=== Job ===
Could you copy every line from the material below in which "this" appears?

=== Raw records ===
----------------

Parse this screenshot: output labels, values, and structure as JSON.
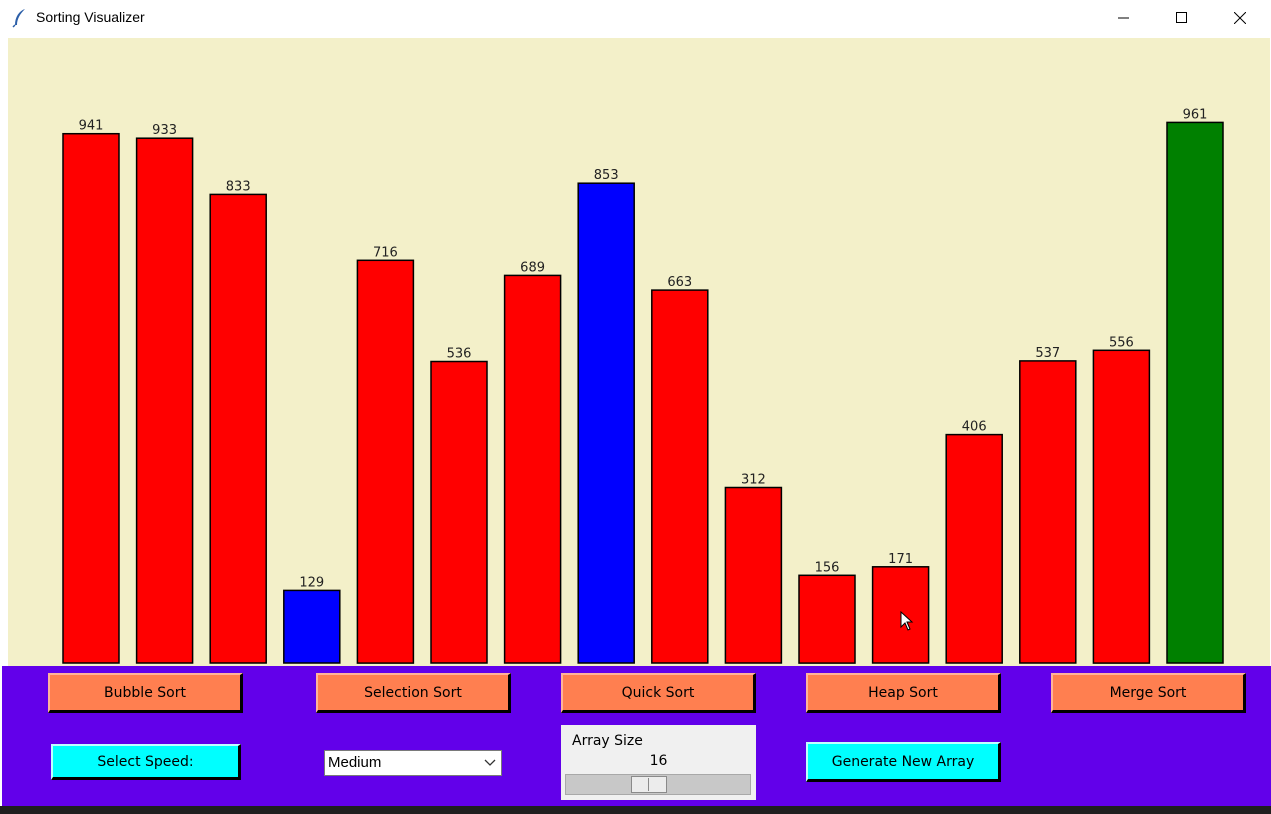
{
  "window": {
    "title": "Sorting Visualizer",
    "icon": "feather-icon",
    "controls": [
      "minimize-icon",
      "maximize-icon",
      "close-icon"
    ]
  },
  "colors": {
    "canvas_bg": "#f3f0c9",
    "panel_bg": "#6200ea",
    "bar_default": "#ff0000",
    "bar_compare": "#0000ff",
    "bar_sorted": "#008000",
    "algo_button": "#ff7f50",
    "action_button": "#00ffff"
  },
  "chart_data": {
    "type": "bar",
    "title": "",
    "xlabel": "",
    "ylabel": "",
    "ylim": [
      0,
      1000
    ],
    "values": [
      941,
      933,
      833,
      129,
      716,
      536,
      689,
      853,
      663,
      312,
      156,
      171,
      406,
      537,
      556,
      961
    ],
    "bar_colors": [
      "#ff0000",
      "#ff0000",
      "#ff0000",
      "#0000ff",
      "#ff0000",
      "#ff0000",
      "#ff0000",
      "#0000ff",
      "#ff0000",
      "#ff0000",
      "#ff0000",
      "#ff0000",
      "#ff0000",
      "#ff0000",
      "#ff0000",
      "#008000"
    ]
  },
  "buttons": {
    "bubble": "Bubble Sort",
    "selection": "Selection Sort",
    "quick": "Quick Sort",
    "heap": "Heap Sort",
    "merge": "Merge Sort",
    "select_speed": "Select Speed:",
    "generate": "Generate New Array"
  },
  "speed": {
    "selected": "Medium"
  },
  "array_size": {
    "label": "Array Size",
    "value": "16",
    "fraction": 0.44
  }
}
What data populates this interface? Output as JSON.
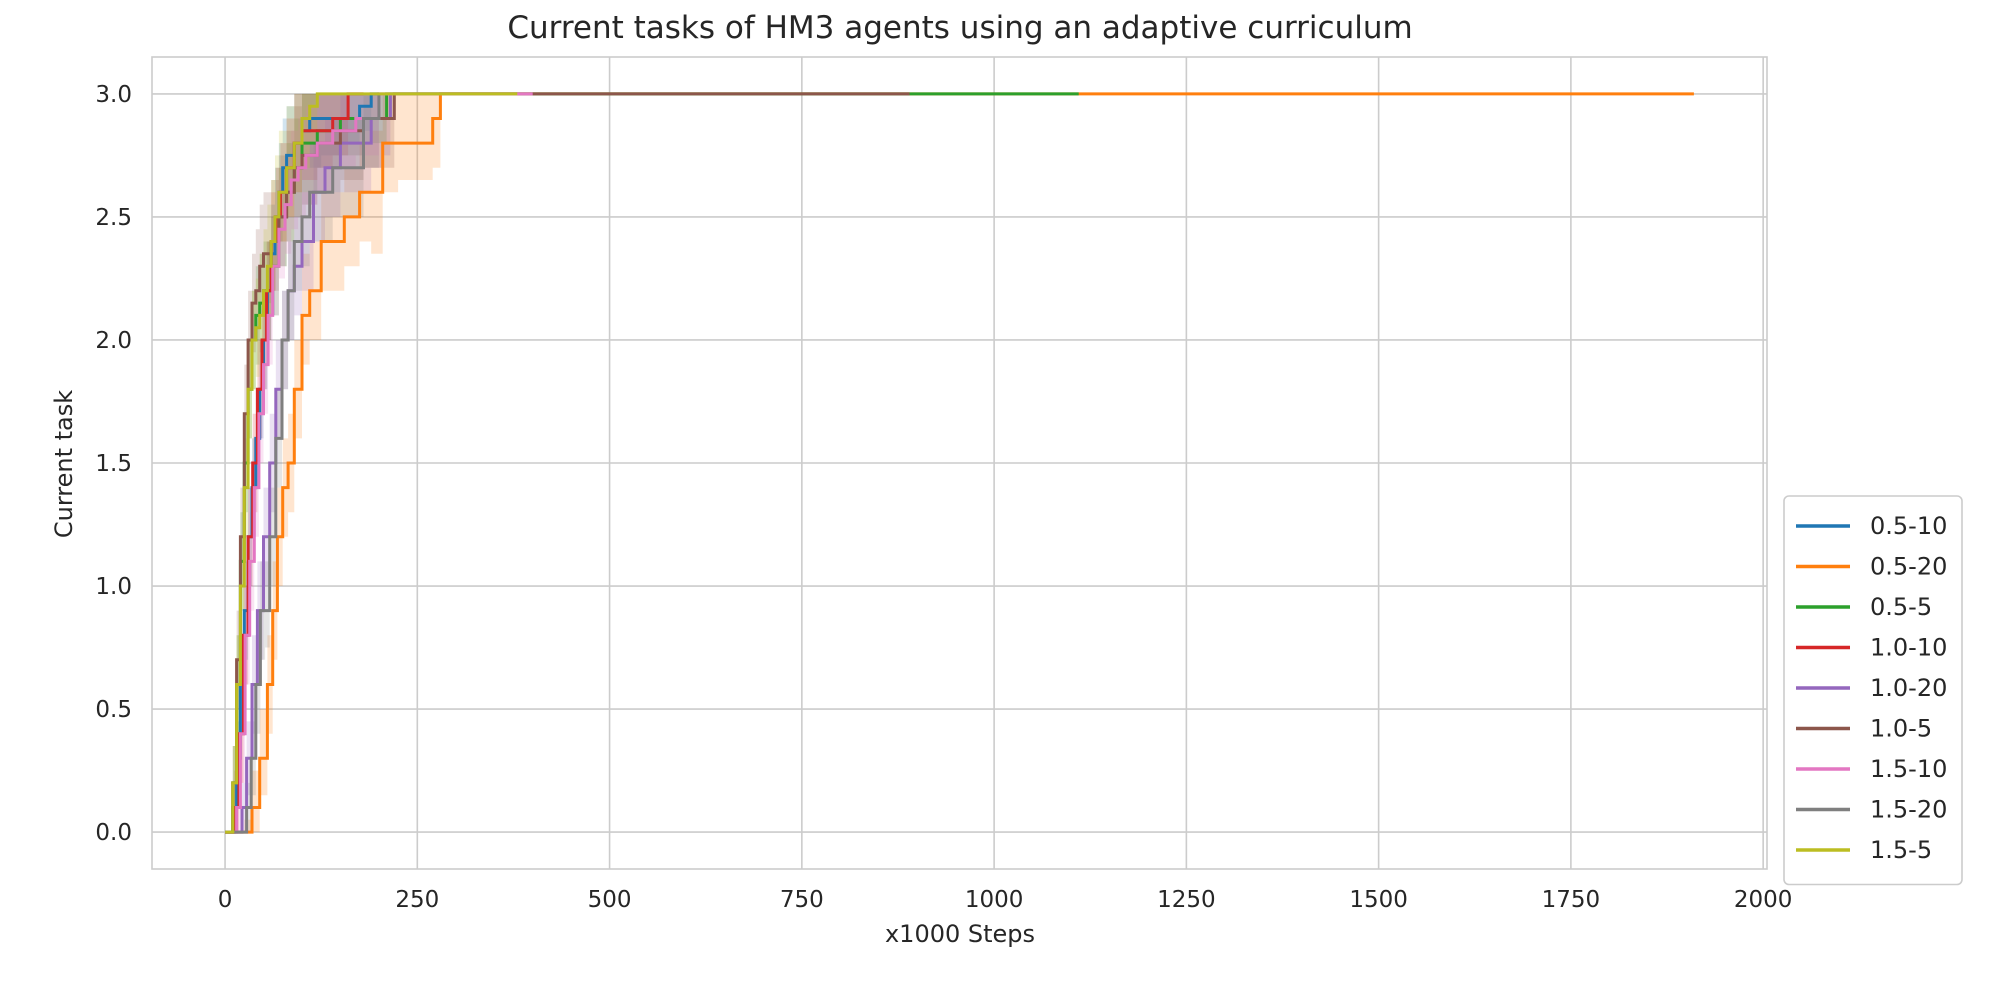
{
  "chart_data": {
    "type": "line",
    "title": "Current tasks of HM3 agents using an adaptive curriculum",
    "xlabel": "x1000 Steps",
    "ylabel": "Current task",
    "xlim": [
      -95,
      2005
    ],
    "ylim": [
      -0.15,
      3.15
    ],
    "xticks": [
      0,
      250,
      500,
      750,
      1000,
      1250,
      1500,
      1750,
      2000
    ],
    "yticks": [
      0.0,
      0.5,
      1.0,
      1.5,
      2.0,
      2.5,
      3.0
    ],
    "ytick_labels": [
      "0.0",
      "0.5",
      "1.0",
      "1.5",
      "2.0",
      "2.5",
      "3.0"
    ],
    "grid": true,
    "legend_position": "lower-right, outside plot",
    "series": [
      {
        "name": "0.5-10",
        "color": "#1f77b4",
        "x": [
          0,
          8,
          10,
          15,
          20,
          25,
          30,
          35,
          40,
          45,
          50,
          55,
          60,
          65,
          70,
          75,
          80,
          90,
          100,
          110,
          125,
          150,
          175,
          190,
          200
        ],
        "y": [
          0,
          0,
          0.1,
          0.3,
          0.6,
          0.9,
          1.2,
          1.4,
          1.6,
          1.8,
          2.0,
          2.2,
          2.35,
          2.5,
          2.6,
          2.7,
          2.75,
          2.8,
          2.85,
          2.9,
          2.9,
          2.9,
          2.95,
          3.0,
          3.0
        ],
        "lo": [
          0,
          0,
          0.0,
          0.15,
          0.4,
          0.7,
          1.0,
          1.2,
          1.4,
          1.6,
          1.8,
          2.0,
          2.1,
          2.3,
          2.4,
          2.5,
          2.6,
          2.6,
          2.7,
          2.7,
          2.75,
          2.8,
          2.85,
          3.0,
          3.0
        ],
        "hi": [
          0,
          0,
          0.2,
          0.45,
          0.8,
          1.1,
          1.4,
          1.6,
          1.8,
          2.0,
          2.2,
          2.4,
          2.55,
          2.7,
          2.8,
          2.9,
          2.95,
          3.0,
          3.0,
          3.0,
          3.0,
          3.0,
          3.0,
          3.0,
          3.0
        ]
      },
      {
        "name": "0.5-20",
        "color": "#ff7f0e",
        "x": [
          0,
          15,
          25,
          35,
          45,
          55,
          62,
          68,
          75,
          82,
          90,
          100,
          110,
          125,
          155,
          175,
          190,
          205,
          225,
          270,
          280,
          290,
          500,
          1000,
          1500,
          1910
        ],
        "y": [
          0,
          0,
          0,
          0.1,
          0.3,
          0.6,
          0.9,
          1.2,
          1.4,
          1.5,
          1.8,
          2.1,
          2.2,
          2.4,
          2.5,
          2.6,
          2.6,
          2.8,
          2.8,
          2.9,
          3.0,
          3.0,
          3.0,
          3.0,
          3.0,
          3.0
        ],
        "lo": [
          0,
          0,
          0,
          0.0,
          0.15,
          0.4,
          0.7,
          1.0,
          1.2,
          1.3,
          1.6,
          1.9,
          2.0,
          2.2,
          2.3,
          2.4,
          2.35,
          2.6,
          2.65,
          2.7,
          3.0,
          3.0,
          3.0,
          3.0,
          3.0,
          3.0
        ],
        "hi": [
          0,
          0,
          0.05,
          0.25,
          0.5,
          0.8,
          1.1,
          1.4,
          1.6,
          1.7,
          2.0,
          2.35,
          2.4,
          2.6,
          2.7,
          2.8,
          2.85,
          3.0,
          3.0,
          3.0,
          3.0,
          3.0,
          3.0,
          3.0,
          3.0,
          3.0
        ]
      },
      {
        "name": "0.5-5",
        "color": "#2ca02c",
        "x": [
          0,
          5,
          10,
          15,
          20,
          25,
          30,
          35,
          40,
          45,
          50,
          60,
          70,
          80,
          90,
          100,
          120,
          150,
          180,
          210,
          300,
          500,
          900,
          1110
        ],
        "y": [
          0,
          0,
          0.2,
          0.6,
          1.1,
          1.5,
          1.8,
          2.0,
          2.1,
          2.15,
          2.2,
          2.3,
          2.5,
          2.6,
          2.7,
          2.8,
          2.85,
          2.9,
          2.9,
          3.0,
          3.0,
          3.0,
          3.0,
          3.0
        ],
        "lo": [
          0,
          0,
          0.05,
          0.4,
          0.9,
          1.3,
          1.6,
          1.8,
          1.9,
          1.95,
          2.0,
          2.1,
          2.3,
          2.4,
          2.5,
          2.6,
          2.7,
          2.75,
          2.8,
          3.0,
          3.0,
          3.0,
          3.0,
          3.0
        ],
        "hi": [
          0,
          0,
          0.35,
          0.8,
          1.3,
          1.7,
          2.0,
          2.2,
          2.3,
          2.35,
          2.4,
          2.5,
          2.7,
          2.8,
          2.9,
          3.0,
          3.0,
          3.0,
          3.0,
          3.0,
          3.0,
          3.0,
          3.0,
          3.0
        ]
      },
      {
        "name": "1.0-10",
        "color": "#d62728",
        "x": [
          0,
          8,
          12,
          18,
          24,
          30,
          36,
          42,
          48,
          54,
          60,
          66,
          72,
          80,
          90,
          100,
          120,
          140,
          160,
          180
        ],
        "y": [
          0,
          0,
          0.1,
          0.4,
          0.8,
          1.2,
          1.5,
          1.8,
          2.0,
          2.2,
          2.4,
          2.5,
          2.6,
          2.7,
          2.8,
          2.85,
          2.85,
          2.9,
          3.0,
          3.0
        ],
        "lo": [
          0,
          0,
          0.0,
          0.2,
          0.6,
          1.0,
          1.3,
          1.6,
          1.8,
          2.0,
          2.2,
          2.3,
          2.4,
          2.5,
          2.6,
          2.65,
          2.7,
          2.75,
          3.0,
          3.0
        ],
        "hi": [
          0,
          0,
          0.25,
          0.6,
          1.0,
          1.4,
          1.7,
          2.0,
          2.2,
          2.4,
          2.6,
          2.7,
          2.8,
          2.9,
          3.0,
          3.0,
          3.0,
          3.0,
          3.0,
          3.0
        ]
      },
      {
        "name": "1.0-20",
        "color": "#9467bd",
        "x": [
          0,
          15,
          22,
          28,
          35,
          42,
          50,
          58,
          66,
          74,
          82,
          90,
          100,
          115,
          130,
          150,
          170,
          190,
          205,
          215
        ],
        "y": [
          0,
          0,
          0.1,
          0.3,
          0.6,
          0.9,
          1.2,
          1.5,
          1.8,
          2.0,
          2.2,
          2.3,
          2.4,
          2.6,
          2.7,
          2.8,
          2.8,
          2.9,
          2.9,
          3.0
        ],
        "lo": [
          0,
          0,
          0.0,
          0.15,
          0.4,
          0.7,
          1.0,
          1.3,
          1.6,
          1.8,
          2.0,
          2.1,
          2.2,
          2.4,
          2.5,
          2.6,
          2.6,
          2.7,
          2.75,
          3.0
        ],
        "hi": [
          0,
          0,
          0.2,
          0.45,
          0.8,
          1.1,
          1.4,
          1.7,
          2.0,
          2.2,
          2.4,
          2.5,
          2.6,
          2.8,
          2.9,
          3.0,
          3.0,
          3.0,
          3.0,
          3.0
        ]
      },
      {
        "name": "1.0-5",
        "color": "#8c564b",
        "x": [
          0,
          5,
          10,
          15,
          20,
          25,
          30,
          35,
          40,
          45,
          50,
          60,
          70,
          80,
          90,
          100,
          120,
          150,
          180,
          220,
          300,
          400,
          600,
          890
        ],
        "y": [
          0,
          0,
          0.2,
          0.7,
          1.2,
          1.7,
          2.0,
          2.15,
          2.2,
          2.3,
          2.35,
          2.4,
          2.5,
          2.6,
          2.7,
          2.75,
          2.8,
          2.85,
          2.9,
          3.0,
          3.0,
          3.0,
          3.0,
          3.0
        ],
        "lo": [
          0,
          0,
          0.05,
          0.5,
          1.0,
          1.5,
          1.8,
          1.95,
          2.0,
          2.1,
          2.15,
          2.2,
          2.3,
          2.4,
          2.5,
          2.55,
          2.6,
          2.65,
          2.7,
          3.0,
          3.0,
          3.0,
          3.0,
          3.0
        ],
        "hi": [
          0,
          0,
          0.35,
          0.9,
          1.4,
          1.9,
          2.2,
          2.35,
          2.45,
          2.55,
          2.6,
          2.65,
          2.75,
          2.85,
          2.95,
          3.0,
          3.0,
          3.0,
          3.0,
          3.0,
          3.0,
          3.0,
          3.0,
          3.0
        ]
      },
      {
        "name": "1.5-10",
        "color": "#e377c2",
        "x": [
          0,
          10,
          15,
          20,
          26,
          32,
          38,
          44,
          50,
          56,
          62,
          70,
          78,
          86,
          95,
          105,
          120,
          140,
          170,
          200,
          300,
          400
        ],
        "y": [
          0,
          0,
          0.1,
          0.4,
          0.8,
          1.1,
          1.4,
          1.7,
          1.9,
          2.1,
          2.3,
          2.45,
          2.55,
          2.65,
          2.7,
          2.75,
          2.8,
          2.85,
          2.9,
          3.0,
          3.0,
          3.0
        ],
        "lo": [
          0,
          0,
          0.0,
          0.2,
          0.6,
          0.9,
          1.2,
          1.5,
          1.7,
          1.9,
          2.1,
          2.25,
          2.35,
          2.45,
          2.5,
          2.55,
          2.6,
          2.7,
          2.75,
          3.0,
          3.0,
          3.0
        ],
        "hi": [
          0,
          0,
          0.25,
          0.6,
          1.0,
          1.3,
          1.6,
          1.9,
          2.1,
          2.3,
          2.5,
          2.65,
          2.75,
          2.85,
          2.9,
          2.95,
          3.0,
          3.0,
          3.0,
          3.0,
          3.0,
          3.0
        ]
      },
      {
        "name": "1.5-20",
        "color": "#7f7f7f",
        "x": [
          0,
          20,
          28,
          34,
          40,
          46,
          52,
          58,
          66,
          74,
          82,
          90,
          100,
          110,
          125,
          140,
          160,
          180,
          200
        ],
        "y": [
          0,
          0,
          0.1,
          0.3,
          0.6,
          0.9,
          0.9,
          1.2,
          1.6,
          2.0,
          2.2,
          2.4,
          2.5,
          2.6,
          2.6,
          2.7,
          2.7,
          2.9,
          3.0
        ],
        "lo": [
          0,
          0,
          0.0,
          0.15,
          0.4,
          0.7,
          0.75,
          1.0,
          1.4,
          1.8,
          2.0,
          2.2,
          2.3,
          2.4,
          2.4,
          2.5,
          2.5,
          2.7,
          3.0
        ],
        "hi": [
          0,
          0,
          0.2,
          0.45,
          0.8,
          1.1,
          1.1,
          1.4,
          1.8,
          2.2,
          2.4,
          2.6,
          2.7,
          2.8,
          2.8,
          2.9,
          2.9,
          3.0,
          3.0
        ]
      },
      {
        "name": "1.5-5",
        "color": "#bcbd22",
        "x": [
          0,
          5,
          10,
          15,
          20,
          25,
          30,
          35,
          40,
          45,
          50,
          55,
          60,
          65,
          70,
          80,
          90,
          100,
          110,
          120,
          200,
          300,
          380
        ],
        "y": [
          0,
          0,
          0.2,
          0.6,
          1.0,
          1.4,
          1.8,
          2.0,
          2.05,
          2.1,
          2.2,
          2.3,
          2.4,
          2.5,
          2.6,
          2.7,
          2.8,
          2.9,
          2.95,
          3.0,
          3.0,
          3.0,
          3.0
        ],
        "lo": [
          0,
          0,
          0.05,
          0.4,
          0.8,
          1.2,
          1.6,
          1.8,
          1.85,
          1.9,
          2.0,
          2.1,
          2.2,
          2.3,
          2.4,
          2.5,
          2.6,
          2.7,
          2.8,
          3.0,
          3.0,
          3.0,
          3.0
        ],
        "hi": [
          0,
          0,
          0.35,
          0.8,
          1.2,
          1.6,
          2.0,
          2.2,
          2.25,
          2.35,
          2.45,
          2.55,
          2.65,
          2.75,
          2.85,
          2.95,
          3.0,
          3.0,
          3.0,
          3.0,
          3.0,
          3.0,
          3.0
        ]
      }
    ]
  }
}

----------------

=== Answer ===
Parse this screenshot: output labels, values, and structure as JSON.
What data populates this interface? Output as JSON.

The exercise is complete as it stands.